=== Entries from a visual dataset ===
(begin)

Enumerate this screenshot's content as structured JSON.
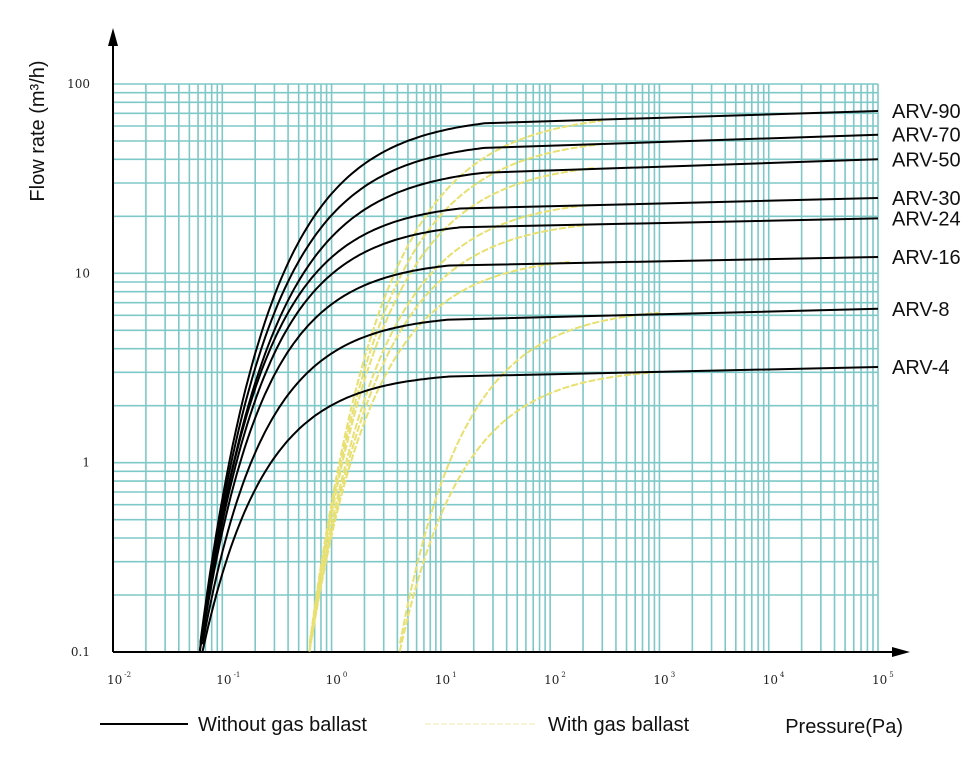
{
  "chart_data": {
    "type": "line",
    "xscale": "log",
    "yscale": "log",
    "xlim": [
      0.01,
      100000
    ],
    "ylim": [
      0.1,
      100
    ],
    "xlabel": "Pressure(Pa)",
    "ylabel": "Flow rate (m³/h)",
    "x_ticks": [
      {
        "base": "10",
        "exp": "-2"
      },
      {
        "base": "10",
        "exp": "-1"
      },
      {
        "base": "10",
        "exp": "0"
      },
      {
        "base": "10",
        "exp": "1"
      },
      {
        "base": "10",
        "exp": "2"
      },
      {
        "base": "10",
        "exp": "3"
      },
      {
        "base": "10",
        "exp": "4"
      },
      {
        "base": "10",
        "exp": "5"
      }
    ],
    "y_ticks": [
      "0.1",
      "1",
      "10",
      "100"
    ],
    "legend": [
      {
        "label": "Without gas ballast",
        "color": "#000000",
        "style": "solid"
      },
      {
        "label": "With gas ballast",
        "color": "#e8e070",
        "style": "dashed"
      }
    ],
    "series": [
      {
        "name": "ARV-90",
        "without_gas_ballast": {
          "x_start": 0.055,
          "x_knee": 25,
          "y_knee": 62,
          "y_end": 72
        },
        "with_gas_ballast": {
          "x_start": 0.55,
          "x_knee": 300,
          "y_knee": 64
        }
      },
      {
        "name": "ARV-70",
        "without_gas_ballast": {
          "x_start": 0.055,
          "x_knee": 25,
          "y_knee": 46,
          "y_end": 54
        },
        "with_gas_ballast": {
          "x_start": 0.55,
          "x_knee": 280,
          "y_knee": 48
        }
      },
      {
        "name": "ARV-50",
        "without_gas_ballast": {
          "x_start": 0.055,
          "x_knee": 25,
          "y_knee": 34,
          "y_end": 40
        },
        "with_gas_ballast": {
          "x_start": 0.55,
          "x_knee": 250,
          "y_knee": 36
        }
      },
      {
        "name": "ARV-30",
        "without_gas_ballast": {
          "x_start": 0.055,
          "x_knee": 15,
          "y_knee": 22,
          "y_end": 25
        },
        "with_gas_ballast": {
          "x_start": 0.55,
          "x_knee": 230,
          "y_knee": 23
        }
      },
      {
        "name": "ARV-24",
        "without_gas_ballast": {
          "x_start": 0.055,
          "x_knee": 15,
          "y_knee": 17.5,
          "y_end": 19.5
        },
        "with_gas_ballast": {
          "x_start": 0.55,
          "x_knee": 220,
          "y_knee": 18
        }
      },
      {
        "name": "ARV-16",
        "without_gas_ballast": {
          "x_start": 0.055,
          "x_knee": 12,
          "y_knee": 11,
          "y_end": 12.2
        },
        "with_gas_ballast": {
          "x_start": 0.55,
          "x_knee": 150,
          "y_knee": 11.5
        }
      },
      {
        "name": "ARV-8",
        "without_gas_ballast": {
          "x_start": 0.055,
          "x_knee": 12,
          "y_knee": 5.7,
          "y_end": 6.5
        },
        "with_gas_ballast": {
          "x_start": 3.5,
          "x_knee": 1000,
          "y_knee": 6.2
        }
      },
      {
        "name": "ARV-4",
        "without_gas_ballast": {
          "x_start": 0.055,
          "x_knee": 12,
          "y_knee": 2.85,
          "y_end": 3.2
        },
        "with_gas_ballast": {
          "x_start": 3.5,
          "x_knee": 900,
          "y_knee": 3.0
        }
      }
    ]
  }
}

(end)

=== GIVEN INSTRUCTION ===
Reproduce the material in its entirety and word for word, without the pictures.

=== EXERCISE RESULT ===
Enumerate this screenshot's content as structured JSON.
{
  "chart_data": {
    "type": "line",
    "xscale": "log",
    "yscale": "log",
    "xlim": [
      0.01,
      100000
    ],
    "ylim": [
      0.1,
      100
    ],
    "xlabel": "Pressure(Pa)",
    "ylabel": "Flow rate (m³/h)",
    "x_ticks": [
      {
        "base": "10",
        "exp": "-2"
      },
      {
        "base": "10",
        "exp": "-1"
      },
      {
        "base": "10",
        "exp": "0"
      },
      {
        "base": "10",
        "exp": "1"
      },
      {
        "base": "10",
        "exp": "2"
      },
      {
        "base": "10",
        "exp": "3"
      },
      {
        "base": "10",
        "exp": "4"
      },
      {
        "base": "10",
        "exp": "5"
      }
    ],
    "y_ticks": [
      "0.1",
      "1",
      "10",
      "100"
    ],
    "legend": [
      {
        "label": "Without gas ballast",
        "color": "#000000",
        "style": "solid"
      },
      {
        "label": "With gas ballast",
        "color": "#e8e070",
        "style": "dashed"
      }
    ],
    "series": [
      {
        "name": "ARV-90",
        "without_gas_ballast": {
          "x_start": 0.055,
          "x_knee": 25,
          "y_knee": 62,
          "y_end": 72
        },
        "with_gas_ballast": {
          "x_start": 0.55,
          "x_knee": 300,
          "y_knee": 64
        }
      },
      {
        "name": "ARV-70",
        "without_gas_ballast": {
          "x_start": 0.055,
          "x_knee": 25,
          "y_knee": 46,
          "y_end": 54
        },
        "with_gas_ballast": {
          "x_start": 0.55,
          "x_knee": 280,
          "y_knee": 48
        }
      },
      {
        "name": "ARV-50",
        "without_gas_ballast": {
          "x_start": 0.055,
          "x_knee": 25,
          "y_knee": 34,
          "y_end": 40
        },
        "with_gas_ballast": {
          "x_start": 0.55,
          "x_knee": 250,
          "y_knee": 36
        }
      },
      {
        "name": "ARV-30",
        "without_gas_ballast": {
          "x_start": 0.055,
          "x_knee": 15,
          "y_knee": 22,
          "y_end": 25
        },
        "with_gas_ballast": {
          "x_start": 0.55,
          "x_knee": 230,
          "y_knee": 23
        }
      },
      {
        "name": "ARV-24",
        "without_gas_ballast": {
          "x_start": 0.055,
          "x_knee": 15,
          "y_knee": 17.5,
          "y_end": 19.5
        },
        "with_gas_ballast": {
          "x_start": 0.55,
          "x_knee": 220,
          "y_knee": 18
        }
      },
      {
        "name": "ARV-16",
        "without_gas_ballast": {
          "x_start": 0.055,
          "x_knee": 12,
          "y_knee": 11,
          "y_end": 12.2
        },
        "with_gas_ballast": {
          "x_start": 0.55,
          "x_knee": 150,
          "y_knee": 11.5
        }
      },
      {
        "name": "ARV-8",
        "without_gas_ballast": {
          "x_start": 0.055,
          "x_knee": 12,
          "y_knee": 5.7,
          "y_end": 6.5
        },
        "with_gas_ballast": {
          "x_start": 3.5,
          "x_knee": 1000,
          "y_knee": 6.2
        }
      },
      {
        "name": "ARV-4",
        "without_gas_ballast": {
          "x_start": 0.055,
          "x_knee": 12,
          "y_knee": 2.85,
          "y_end": 3.2
        },
        "with_gas_ballast": {
          "x_start": 3.5,
          "x_knee": 900,
          "y_knee": 3.0
        }
      }
    ]
  }
}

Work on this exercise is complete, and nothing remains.